Extracted records
((

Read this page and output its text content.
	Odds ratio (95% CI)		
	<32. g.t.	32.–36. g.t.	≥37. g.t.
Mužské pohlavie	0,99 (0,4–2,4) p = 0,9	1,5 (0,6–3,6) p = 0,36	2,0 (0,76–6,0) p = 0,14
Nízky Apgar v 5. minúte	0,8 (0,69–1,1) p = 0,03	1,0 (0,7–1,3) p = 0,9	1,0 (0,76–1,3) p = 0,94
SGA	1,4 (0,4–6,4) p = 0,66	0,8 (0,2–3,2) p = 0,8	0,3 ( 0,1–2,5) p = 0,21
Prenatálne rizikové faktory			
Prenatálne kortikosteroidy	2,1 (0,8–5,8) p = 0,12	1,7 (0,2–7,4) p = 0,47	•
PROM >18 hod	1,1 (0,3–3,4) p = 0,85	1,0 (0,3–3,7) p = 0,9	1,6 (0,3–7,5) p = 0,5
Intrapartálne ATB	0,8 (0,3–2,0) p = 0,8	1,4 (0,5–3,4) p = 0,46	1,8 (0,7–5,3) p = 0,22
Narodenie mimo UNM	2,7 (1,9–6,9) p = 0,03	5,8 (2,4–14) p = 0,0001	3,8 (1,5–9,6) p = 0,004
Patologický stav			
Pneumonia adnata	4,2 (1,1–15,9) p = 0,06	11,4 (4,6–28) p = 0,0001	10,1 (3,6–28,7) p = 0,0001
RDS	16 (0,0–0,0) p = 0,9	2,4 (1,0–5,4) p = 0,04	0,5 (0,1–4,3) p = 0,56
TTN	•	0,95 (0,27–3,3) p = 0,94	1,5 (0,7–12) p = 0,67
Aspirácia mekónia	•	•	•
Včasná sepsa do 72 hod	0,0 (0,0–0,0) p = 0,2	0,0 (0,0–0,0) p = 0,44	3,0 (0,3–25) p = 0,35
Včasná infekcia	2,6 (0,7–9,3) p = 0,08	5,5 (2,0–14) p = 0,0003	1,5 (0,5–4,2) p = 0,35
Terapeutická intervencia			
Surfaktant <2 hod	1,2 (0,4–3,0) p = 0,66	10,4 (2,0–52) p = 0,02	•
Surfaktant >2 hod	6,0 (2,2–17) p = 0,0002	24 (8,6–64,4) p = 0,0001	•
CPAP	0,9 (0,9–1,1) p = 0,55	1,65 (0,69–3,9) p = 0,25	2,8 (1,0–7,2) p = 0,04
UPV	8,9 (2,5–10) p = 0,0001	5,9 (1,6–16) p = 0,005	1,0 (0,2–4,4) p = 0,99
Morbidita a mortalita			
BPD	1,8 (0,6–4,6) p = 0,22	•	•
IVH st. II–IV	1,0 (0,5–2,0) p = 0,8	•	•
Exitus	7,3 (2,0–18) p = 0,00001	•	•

))

**Task**
Go through the entries and return each line where the word "Surfaktant" appears.

**Response below**
Surfaktant <2 hod	1,2 (0,4–3,0) p = 0,66	10,4 (2,0–52) p = 0,02	•
Surfaktant >2 hod	6,0 (2,2–17) p = 0,0002	24 (8,6–64,4) p = 0,0001	•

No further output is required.